* ATIVIDADE
Responda às perguntas com base no texto sobre a taxa para queixas à Ordem dos Médicos.
(a) Segundo o texto, para que foram criadas as ordens profissionais?
(b) Em que caso, de acordo com o argumento criticado, a taxa será devolvida?
(c) Há quanto tempo dura o vínculo de quem escreve com a Ordem dos Médicos?

* TEXTO
******************************

Primeiro, é disparatado, é
absurdo, pois pretender instituir uma taxa moderadora para queixas não modera
e, mesmo que moderasse, nunca se deveria obstaculizar o legítimo direito de
alguém se queixar. A principal missão das ordens profissionais
é precisamente evitar que alguns contribuam para a má fama de todos os outros
profissionais. Ao contrário do que privilegiam –
defender, como se fossem sindicatos, os interesses dos seus associados – as
ordens foram criadas para perseguir os falsos profissionais e os maus profissionais.
Receber queixas é a sua obrigação primordial, combatê-las é um desatino.
Segundo, é um clamoroso
contrassenso, pois só favorece que o comum dos mortais consolide a velha
acusação de que as ordens só servem para que “eles” se protejam uns aos outros.
Em vez de dar sinais de que os dirigentes da Ordem dos Médicos prestam atenção
aos anseios e protestos que lhes chegam, vemos a criação de barreiras. Se é
verdade que a OM não tem, pelos estatutos atuais, meios legais adequados para
investigar até ao fim certas queixas, não há qualquer indicação
que seja por falta de meios financeiros que esteja
impedida de o fazer.
Terceiro, é um erro horrível
argumentar que a taxa será devolvida quando a queixa tiver fundamento. Significa
que quem se atreve a propor tal medida tem dificuldades em perceber que
o queixoso tem sempre razão. Não se trata de ser popular ou politicamente
correto! É verdade! O “cliente tem sempre razão” ou, por outras palavras, quem
reclama só o faz porque
pensa que tem razões para o fazer. Não vale a pena contrapor a existência de
litigantes patológicos ou de reclamantes obstinados, pois, além de minoritários,
estão, quase sempre, também eles, convencidos de que têm razão. A boa análise
de reclamações obriga-se a partir do princípio de que é no meio da lana-caprina
que se hão de encontrar as linhas gerais do que é preciso corrigir.
Quarto, é um susto já que não se conhece o
conteúdo dos novos estatutos da Ordem dos Médicos que estarão à espera de ser
aprovados pela Assembleia da República. Não os encontramos no sítio da OM ou da
AR, nem na revista da OM. Os estatutos que os órgãos executivos da OM aprovaram
não são do conhecimento público nem dos médicos. Sabemos que uma comissão foi
encarregada de elaborar uma versão. Sabemos que foram enviadas propostas e
sugestões, mas não sabemos o que foi submetido ao legislador. Perceber, no dia
em que o bastonário é reeleito numa eleição sem oponentes, que os estatutos
propostos contêm um tal disparate, um tal erro e uma tal insensatez só pode
levar a que receemos o mais que virá.
Já não exerço a profissão, mas sendo, por direito próprio, associado da OM não consigo calar a minha indignação e, se esta medida for por diante, só me resta pôr fim a um vínculo ininterrupto com mais de 40 anos.

******************************

* CONJUNTO DE DADOS
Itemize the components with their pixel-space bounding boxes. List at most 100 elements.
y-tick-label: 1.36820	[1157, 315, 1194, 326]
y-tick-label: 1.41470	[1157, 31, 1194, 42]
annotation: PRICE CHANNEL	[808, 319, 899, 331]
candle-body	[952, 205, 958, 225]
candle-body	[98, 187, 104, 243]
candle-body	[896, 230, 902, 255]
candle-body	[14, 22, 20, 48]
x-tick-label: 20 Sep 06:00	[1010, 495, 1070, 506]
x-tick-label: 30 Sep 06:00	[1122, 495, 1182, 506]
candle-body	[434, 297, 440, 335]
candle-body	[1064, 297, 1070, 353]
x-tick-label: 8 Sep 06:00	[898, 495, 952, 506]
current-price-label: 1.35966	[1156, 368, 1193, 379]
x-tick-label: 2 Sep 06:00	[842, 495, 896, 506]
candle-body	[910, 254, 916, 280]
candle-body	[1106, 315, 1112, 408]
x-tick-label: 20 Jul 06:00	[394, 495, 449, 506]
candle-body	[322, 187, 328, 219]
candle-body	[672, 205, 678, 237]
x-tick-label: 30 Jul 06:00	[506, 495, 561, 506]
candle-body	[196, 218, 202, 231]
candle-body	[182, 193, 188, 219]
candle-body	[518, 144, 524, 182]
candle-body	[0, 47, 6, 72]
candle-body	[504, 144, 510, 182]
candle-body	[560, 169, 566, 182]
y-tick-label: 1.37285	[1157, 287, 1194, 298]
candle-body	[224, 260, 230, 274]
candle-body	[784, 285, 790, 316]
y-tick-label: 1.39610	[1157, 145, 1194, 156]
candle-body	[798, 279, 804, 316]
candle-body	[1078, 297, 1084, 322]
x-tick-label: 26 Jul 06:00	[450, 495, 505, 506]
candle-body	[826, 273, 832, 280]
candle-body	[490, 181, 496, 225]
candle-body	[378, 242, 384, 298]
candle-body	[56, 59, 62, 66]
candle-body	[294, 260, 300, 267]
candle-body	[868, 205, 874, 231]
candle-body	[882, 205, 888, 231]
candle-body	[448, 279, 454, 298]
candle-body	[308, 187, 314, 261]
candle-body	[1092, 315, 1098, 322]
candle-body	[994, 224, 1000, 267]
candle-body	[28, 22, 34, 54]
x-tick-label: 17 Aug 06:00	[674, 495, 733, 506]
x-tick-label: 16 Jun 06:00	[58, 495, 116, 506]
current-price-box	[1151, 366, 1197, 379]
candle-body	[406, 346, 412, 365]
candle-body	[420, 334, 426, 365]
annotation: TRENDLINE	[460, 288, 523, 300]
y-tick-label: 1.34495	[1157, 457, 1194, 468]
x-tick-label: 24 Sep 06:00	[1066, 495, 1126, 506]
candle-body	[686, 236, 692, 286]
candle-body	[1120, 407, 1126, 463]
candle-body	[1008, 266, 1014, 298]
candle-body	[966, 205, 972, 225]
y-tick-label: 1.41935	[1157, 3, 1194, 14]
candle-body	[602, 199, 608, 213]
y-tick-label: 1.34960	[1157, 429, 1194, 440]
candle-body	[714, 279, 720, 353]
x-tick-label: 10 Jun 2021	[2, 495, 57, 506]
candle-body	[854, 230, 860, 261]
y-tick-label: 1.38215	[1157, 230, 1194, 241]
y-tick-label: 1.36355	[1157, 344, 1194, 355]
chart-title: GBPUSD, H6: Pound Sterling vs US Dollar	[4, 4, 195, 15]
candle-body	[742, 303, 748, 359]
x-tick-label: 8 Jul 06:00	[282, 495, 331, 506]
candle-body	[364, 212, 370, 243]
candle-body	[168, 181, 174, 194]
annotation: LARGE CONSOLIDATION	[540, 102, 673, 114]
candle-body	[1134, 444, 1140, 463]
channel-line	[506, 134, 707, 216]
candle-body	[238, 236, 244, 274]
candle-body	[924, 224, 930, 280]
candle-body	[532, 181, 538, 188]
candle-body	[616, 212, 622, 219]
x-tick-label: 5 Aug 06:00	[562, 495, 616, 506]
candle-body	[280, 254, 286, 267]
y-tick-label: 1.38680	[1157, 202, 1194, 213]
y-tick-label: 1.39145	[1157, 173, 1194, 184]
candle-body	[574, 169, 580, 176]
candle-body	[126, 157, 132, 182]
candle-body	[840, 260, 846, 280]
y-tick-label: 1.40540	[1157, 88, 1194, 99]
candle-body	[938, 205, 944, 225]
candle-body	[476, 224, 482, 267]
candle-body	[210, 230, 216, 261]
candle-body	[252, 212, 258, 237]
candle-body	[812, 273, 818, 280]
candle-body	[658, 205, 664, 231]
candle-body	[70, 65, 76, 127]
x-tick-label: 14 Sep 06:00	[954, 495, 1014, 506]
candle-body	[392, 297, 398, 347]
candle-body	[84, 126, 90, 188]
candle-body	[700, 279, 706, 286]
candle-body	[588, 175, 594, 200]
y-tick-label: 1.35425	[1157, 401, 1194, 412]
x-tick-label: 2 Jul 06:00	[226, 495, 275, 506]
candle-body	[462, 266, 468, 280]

******************************

* RESPOSTA
(a) As ordens foram criadas para perseguir os falsos profissionais e os maus profissionais.
(b) A taxa será devolvida quando a queixa tiver fundamento.
(c) O vínculo dura há mais de 40 anos, sem interrupção.